◆ Activity:
Please reproduce the listing verbatim, without its images.

◆ Available data:
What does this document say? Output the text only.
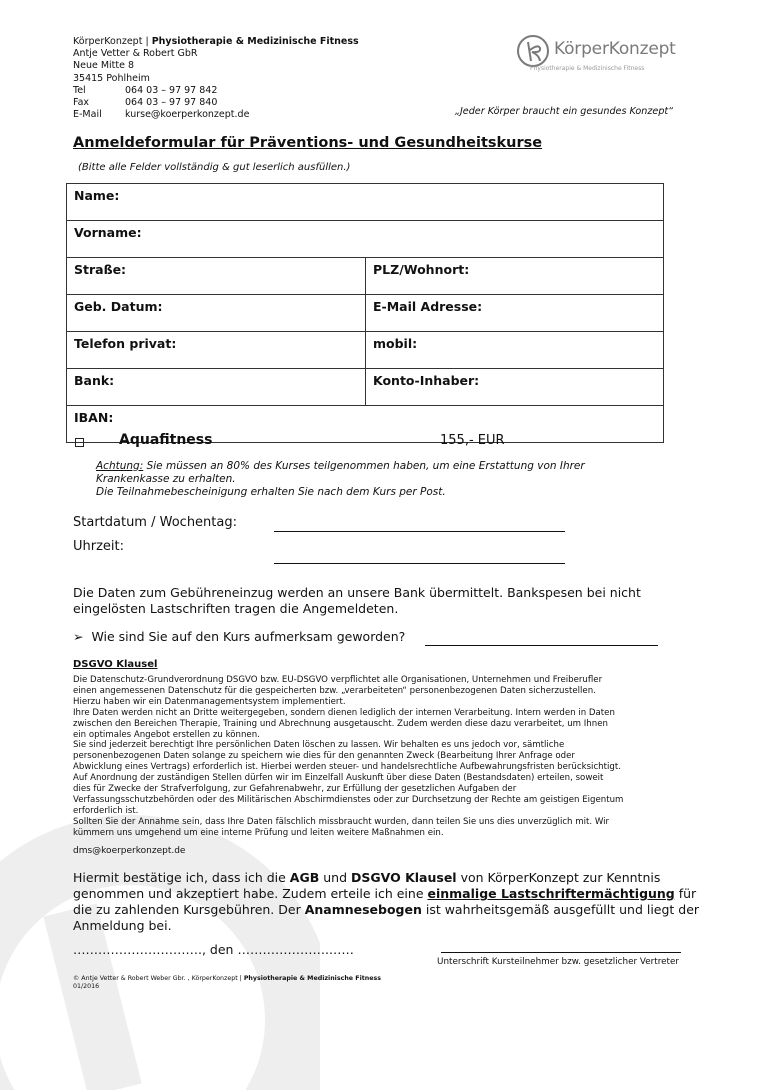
KörperKonzept | Physiotherapie & Medizinische Fitness
Antje Vetter & Robert GbR
Neue Mitte 8
35415 Pohlheim
Tel	064 03 – 97 97 842
Fax	064 03 – 97 97 840
E-Mail kurse@koerperkonzept.de
KörperKonzept
Physiotherapie & Medizinische Fitness
„Jeder Körper braucht ein gesundes Konzept“
Anmeldeformular für Präventions- und Gesundheitskurse
(Bitte alle Felder vollständig & gut leserlich ausfüllen.)
Name:	
Vorname:	
Straße:	PLZ/Wohnort:
Geb. Datum:	E-Mail Adresse:
Telefon privat:	mobil:
Bank:	Konto-Inhaber:
IBAN:	
Aquafitness	155,- EUR
Achtung: Sie müssen an 80% des Kurses teilgenommen haben, um eine Erstattung von Ihrer
Krankenkasse zu erhalten.
Die Teilnahmebescheinigung erhalten Sie nach dem Kurs per Post.
Startdatum / Wochentag:
Uhrzeit:
Die Daten zum Gebühreneinzug werden an unsere Bank übermittelt. Bankspesen bei nicht eingelösten Lastschriften tragen die Angemeldeten.
➢ Wie sind Sie auf den Kurs aufmerksam geworden?
DSGVO Klausel
Die Datenschutz-Grundverordnung DSGVO bzw. EU-DSGVO verpflichtet alle Organisationen, Unternehmen und Freiberufler
einen angemessenen Datenschutz für die gespeicherten bzw. „verarbeiteten“ personenbezogenen Daten sicherzustellen.
Hierzu haben wir ein Datenmanagementsystem implementiert.
Ihre Daten werden nicht an Dritte weitergegeben, sondern dienen lediglich der internen Verarbeitung. Intern werden in Daten
zwischen den Bereichen Therapie, Training und Abrechnung ausgetauscht. Zudem werden diese dazu verarbeitet, um Ihnen
ein optimales Angebot erstellen zu können.
Sie sind jederzeit berechtigt Ihre persönlichen Daten löschen zu lassen. Wir behalten es uns jedoch vor, sämtliche
personenbezogenen Daten solange zu speichern wie dies für den genannten Zweck (Bearbeitung Ihrer Anfrage oder
Abwicklung eines Vertrags) erforderlich ist. Hierbei werden steuer- und handelsrechtliche Aufbewahrungsfristen berücksichtigt.
Auf Anordnung der zuständigen Stellen dürfen wir im Einzelfall Auskunft über diese Daten (Bestandsdaten) erteilen, soweit
dies für Zwecke der Strafverfolgung, zur Gefahrenabwehr, zur Erfüllung der gesetzlichen Aufgaben der
Verfassungsschutzbehörden oder des Militärischen Abschirmdienstes oder zur Durchsetzung der Rechte am geistigen Eigentum
erforderlich ist.
Sollten Sie der Annahme sein, dass Ihre Daten fälschlich missbraucht wurden, dann teilen Sie uns dies unverzüglich mit. Wir
kümmern uns umgehend um eine interne Prüfung und leiten weitere Maßnahmen ein.
dms@koerperkonzept.de
Hiermit bestätige ich, dass ich die AGB und DSGVO Klausel von KörperKonzept zur Kenntnis genommen und akzeptiert habe. Zudem erteile ich eine einmalige Lastschriftermächtigung für die zu zahlenden Kursgebühren. Der Anamnesebogen ist wahrheitsgemäß ausgefüllt und liegt der Anmeldung bei.
…………………………., den ………………….……
Unterschrift Kursteilnehmer bzw. gesetzlicher Vertreter
© Antje Vetter & Robert Weber Gbr. , KörperKonzept | Physiotherapie & Medizinische Fitness
01/2016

◆ Task answer:
What does this document say? Output the text only.
KörperKonzept | Physiotherapie & Medizinische Fitness
Antje Vetter & Robert GbR
Neue Mitte 8
35415 Pohlheim
Tel	064 03 – 97 97 842
Fax	064 03 – 97 97 840
E-Mail kurse@koerperkonzept.de
KörperKonzept
Physiotherapie & Medizinische Fitness
„Jeder Körper braucht ein gesundes Konzept“
Anmeldeformular für Präventions- und Gesundheitskurse
(Bitte alle Felder vollständig & gut leserlich ausfüllen.)
Name:	
Vorname:	
Straße:	PLZ/Wohnort:
Geb. Datum:	E-Mail Adresse:
Telefon privat:	mobil:
Bank:	Konto-Inhaber:
IBAN:	
Aquafitness	155,- EUR
Achtung: Sie müssen an 80% des Kurses teilgenommen haben, um eine Erstattung von Ihrer
Krankenkasse zu erhalten.
Die Teilnahmebescheinigung erhalten Sie nach dem Kurs per Post.
Startdatum / Wochentag:
Uhrzeit:
Die Daten zum Gebühreneinzug werden an unsere Bank übermittelt. Bankspesen bei nicht eingelösten Lastschriften tragen die Angemeldeten.
➢ Wie sind Sie auf den Kurs aufmerksam geworden?
DSGVO Klausel
Die Datenschutz-Grundverordnung DSGVO bzw. EU-DSGVO verpflichtet alle Organisationen, Unternehmen und Freiberufler
einen angemessenen Datenschutz für die gespeicherten bzw. „verarbeiteten“ personenbezogenen Daten sicherzustellen.
Hierzu haben wir ein Datenmanagementsystem implementiert.
Ihre Daten werden nicht an Dritte weitergegeben, sondern dienen lediglich der internen Verarbeitung. Intern werden in Daten
zwischen den Bereichen Therapie, Training und Abrechnung ausgetauscht. Zudem werden diese dazu verarbeitet, um Ihnen
ein optimales Angebot erstellen zu können.
Sie sind jederzeit berechtigt Ihre persönlichen Daten löschen zu lassen. Wir behalten es uns jedoch vor, sämtliche
personenbezogenen Daten solange zu speichern wie dies für den genannten Zweck (Bearbeitung Ihrer Anfrage oder
Abwicklung eines Vertrags) erforderlich ist. Hierbei werden steuer- und handelsrechtliche Aufbewahrungsfristen berücksichtigt.
Auf Anordnung der zuständigen Stellen dürfen wir im Einzelfall Auskunft über diese Daten (Bestandsdaten) erteilen, soweit
dies für Zwecke der Strafverfolgung, zur Gefahrenabwehr, zur Erfüllung der gesetzlichen Aufgaben der
Verfassungsschutzbehörden oder des Militärischen Abschirmdienstes oder zur Durchsetzung der Rechte am geistigen Eigentum
erforderlich ist.
Sollten Sie der Annahme sein, dass Ihre Daten fälschlich missbraucht wurden, dann teilen Sie uns dies unverzüglich mit. Wir
kümmern uns umgehend um eine interne Prüfung und leiten weitere Maßnahmen ein.
dms@koerperkonzept.de
Hiermit bestätige ich, dass ich die AGB und DSGVO Klausel von KörperKonzept zur Kenntnis genommen und akzeptiert habe. Zudem erteile ich eine einmalige Lastschriftermächtigung für die zu zahlenden Kursgebühren. Der Anamnesebogen ist wahrheitsgemäß ausgefüllt und liegt der Anmeldung bei.
…………………………., den ………………….……
Unterschrift Kursteilnehmer bzw. gesetzlicher Vertreter
© Antje Vetter & Robert Weber Gbr. , KörperKonzept | Physiotherapie & Medizinische Fitness
01/2016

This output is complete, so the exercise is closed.